§ Stated exercise: What follows is a block of records; restate each one word for word.

::: Exercise materials :::

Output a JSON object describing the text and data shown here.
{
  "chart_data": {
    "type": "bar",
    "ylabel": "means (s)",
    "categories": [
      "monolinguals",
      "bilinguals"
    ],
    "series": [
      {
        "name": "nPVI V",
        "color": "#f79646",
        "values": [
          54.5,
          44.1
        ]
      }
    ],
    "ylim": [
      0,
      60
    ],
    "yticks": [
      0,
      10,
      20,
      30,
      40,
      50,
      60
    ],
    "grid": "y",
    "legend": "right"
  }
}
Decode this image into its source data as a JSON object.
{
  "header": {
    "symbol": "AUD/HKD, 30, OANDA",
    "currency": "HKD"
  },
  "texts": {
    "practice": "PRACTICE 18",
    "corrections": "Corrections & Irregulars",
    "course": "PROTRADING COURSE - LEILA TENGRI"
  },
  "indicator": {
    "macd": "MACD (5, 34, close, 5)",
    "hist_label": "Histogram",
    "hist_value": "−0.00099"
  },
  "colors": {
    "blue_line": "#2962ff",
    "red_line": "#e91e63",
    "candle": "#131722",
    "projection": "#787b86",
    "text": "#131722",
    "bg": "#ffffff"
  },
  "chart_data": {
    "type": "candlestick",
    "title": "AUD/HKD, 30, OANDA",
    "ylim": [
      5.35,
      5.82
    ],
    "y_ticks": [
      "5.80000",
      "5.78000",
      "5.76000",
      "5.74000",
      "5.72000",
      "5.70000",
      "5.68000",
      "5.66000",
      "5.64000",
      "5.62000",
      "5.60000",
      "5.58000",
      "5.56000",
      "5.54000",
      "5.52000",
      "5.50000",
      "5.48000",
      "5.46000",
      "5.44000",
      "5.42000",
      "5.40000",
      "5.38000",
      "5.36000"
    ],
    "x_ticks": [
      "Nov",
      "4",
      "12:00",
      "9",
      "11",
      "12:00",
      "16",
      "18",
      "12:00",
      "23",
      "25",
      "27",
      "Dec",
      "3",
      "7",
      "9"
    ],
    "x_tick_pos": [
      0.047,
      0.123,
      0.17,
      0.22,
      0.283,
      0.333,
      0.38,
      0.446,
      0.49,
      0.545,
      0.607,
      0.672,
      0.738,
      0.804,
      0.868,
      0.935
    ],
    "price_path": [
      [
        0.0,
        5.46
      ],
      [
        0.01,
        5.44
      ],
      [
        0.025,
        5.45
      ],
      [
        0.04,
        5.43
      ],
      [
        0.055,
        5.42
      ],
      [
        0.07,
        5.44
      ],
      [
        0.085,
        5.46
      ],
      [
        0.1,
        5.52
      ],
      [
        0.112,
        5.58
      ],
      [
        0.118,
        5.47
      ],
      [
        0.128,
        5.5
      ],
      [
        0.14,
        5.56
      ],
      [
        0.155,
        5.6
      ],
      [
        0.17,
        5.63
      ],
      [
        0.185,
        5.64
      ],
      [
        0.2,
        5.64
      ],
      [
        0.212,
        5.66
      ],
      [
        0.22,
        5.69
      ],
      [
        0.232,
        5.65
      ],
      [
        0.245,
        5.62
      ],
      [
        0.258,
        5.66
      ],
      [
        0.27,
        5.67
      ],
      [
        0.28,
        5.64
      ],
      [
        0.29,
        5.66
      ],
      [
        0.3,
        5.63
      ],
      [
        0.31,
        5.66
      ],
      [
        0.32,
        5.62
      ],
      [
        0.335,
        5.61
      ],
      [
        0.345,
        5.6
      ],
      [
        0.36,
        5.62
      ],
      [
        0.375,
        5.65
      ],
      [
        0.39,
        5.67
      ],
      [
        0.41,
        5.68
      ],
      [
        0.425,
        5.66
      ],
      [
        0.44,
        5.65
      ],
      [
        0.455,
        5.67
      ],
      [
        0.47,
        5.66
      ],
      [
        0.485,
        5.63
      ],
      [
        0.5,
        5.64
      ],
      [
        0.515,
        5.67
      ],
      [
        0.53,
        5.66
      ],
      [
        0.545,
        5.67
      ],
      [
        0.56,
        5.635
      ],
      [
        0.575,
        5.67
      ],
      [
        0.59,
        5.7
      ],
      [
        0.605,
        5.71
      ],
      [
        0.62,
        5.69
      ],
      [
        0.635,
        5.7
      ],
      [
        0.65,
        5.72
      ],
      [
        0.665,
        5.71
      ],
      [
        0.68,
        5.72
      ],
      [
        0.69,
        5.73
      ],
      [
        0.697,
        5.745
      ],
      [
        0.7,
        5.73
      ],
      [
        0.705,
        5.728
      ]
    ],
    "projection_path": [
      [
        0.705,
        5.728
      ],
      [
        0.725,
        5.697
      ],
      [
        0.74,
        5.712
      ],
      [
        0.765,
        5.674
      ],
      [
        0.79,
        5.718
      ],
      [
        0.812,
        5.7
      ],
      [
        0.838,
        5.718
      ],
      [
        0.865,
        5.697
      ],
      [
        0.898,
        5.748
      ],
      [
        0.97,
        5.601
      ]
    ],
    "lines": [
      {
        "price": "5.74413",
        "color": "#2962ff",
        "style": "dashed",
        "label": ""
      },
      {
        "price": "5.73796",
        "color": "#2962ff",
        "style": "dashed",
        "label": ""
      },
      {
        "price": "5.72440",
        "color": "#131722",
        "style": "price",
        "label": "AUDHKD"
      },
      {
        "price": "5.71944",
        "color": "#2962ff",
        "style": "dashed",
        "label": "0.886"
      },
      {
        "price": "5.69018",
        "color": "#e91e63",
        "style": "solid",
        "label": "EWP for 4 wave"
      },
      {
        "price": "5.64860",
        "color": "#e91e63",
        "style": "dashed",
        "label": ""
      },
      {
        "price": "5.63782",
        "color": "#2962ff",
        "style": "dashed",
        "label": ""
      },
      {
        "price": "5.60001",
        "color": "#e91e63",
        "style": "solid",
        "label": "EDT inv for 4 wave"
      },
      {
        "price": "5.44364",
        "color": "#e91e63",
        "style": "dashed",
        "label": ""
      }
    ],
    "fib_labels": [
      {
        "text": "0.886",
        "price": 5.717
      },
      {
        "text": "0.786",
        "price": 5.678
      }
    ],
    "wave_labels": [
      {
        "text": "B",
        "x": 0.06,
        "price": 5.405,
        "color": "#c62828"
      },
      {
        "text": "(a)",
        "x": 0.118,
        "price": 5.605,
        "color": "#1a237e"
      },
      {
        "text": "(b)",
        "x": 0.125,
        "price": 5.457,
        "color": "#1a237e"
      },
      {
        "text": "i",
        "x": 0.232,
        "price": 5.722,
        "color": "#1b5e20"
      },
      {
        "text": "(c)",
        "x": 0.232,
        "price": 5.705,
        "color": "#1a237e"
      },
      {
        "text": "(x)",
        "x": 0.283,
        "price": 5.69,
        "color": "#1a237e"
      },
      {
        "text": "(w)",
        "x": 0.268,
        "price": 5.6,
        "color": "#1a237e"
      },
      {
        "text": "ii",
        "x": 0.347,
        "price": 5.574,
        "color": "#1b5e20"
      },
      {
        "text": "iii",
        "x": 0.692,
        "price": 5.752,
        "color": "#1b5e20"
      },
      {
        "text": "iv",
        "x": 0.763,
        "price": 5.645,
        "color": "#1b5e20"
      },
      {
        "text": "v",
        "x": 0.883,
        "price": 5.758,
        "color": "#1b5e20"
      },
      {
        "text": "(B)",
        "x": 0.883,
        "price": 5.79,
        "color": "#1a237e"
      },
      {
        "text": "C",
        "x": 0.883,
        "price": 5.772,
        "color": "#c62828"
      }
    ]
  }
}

:::

§ Answer in full:
Output a JSON object describing the text and data shown here.
{
  "chart_data": {
    "type": "bar",
    "ylabel": "means (s)",
    "categories": [
      "monolinguals",
      "bilinguals"
    ],
    "series": [
      {
        "name": "nPVI V",
        "color": "#f79646",
        "values": [
          54.5,
          44.1
        ]
      }
    ],
    "ylim": [
      0,
      60
    ],
    "yticks": [
      0,
      10,
      20,
      30,
      40,
      50,
      60
    ],
    "grid": "y",
    "legend": "right"
  }
}
Decode this image into its source data as a JSON object.
{
  "header": {
    "symbol": "AUD/HKD, 30, OANDA",
    "currency": "HKD"
  },
  "texts": {
    "practice": "PRACTICE 18",
    "corrections": "Corrections & Irregulars",
    "course": "PROTRADING COURSE - LEILA TENGRI"
  },
  "indicator": {
    "macd": "MACD (5, 34, close, 5)",
    "hist_label": "Histogram",
    "hist_value": "−0.00099"
  },
  "colors": {
    "blue_line": "#2962ff",
    "red_line": "#e91e63",
    "candle": "#131722",
    "projection": "#787b86",
    "text": "#131722",
    "bg": "#ffffff"
  },
  "chart_data": {
    "type": "candlestick",
    "title": "AUD/HKD, 30, OANDA",
    "ylim": [
      5.35,
      5.82
    ],
    "y_ticks": [
      "5.80000",
      "5.78000",
      "5.76000",
      "5.74000",
      "5.72000",
      "5.70000",
      "5.68000",
      "5.66000",
      "5.64000",
      "5.62000",
      "5.60000",
      "5.58000",
      "5.56000",
      "5.54000",
      "5.52000",
      "5.50000",
      "5.48000",
      "5.46000",
      "5.44000",
      "5.42000",
      "5.40000",
      "5.38000",
      "5.36000"
    ],
    "x_ticks": [
      "Nov",
      "4",
      "12:00",
      "9",
      "11",
      "12:00",
      "16",
      "18",
      "12:00",
      "23",
      "25",
      "27",
      "Dec",
      "3",
      "7",
      "9"
    ],
    "x_tick_pos": [
      0.047,
      0.123,
      0.17,
      0.22,
      0.283,
      0.333,
      0.38,
      0.446,
      0.49,
      0.545,
      0.607,
      0.672,
      0.738,
      0.804,
      0.868,
      0.935
    ],
    "price_path": [
      [
        0.0,
        5.46
      ],
      [
        0.01,
        5.44
      ],
      [
        0.025,
        5.45
      ],
      [
        0.04,
        5.43
      ],
      [
        0.055,
        5.42
      ],
      [
        0.07,
        5.44
      ],
      [
        0.085,
        5.46
      ],
      [
        0.1,
        5.52
      ],
      [
        0.112,
        5.58
      ],
      [
        0.118,
        5.47
      ],
      [
        0.128,
        5.5
      ],
      [
        0.14,
        5.56
      ],
      [
        0.155,
        5.6
      ],
      [
        0.17,
        5.63
      ],
      [
        0.185,
        5.64
      ],
      [
        0.2,
        5.64
      ],
      [
        0.212,
        5.66
      ],
      [
        0.22,
        5.69
      ],
      [
        0.232,
        5.65
      ],
      [
        0.245,
        5.62
      ],
      [
        0.258,
        5.66
      ],
      [
        0.27,
        5.67
      ],
      [
        0.28,
        5.64
      ],
      [
        0.29,
        5.66
      ],
      [
        0.3,
        5.63
      ],
      [
        0.31,
        5.66
      ],
      [
        0.32,
        5.62
      ],
      [
        0.335,
        5.61
      ],
      [
        0.345,
        5.6
      ],
      [
        0.36,
        5.62
      ],
      [
        0.375,
        5.65
      ],
      [
        0.39,
        5.67
      ],
      [
        0.41,
        5.68
      ],
      [
        0.425,
        5.66
      ],
      [
        0.44,
        5.65
      ],
      [
        0.455,
        5.67
      ],
      [
        0.47,
        5.66
      ],
      [
        0.485,
        5.63
      ],
      [
        0.5,
        5.64
      ],
      [
        0.515,
        5.67
      ],
      [
        0.53,
        5.66
      ],
      [
        0.545,
        5.67
      ],
      [
        0.56,
        5.635
      ],
      [
        0.575,
        5.67
      ],
      [
        0.59,
        5.7
      ],
      [
        0.605,
        5.71
      ],
      [
        0.62,
        5.69
      ],
      [
        0.635,
        5.7
      ],
      [
        0.65,
        5.72
      ],
      [
        0.665,
        5.71
      ],
      [
        0.68,
        5.72
      ],
      [
        0.69,
        5.73
      ],
      [
        0.697,
        5.745
      ],
      [
        0.7,
        5.73
      ],
      [
        0.705,
        5.728
      ]
    ],
    "projection_path": [
      [
        0.705,
        5.728
      ],
      [
        0.725,
        5.697
      ],
      [
        0.74,
        5.712
      ],
      [
        0.765,
        5.674
      ],
      [
        0.79,
        5.718
      ],
      [
        0.812,
        5.7
      ],
      [
        0.838,
        5.718
      ],
      [
        0.865,
        5.697
      ],
      [
        0.898,
        5.748
      ],
      [
        0.97,
        5.601
      ]
    ],
    "lines": [
      {
        "price": "5.74413",
        "color": "#2962ff",
        "style": "dashed",
        "label": ""
      },
      {
        "price": "5.73796",
        "color": "#2962ff",
        "style": "dashed",
        "label": ""
      },
      {
        "price": "5.72440",
        "color": "#131722",
        "style": "price",
        "label": "AUDHKD"
      },
      {
        "price": "5.71944",
        "color": "#2962ff",
        "style": "dashed",
        "label": "0.886"
      },
      {
        "price": "5.69018",
        "color": "#e91e63",
        "style": "solid",
        "label": "EWP for 4 wave"
      },
      {
        "price": "5.64860",
        "color": "#e91e63",
        "style": "dashed",
        "label": ""
      },
      {
        "price": "5.63782",
        "color": "#2962ff",
        "style": "dashed",
        "label": ""
      },
      {
        "price": "5.60001",
        "color": "#e91e63",
        "style": "solid",
        "label": "EDT inv for 4 wave"
      },
      {
        "price": "5.44364",
        "color": "#e91e63",
        "style": "dashed",
        "label": ""
      }
    ],
    "fib_labels": [
      {
        "text": "0.886",
        "price": 5.717
      },
      {
        "text": "0.786",
        "price": 5.678
      }
    ],
    "wave_labels": [
      {
        "text": "B",
        "x": 0.06,
        "price": 5.405,
        "color": "#c62828"
      },
      {
        "text": "(a)",
        "x": 0.118,
        "price": 5.605,
        "color": "#1a237e"
      },
      {
        "text": "(b)",
        "x": 0.125,
        "price": 5.457,
        "color": "#1a237e"
      },
      {
        "text": "i",
        "x": 0.232,
        "price": 5.722,
        "color": "#1b5e20"
      },
      {
        "text": "(c)",
        "x": 0.232,
        "price": 5.705,
        "color": "#1a237e"
      },
      {
        "text": "(x)",
        "x": 0.283,
        "price": 5.69,
        "color": "#1a237e"
      },
      {
        "text": "(w)",
        "x": 0.268,
        "price": 5.6,
        "color": "#1a237e"
      },
      {
        "text": "ii",
        "x": 0.347,
        "price": 5.574,
        "color": "#1b5e20"
      },
      {
        "text": "iii",
        "x": 0.692,
        "price": 5.752,
        "color": "#1b5e20"
      },
      {
        "text": "iv",
        "x": 0.763,
        "price": 5.645,
        "color": "#1b5e20"
      },
      {
        "text": "v",
        "x": 0.883,
        "price": 5.758,
        "color": "#1b5e20"
      },
      {
        "text": "(B)",
        "x": 0.883,
        "price": 5.79,
        "color": "#1a237e"
      },
      {
        "text": "C",
        "x": 0.883,
        "price": 5.772,
        "color": "#c62828"
      }
    ]
  }
}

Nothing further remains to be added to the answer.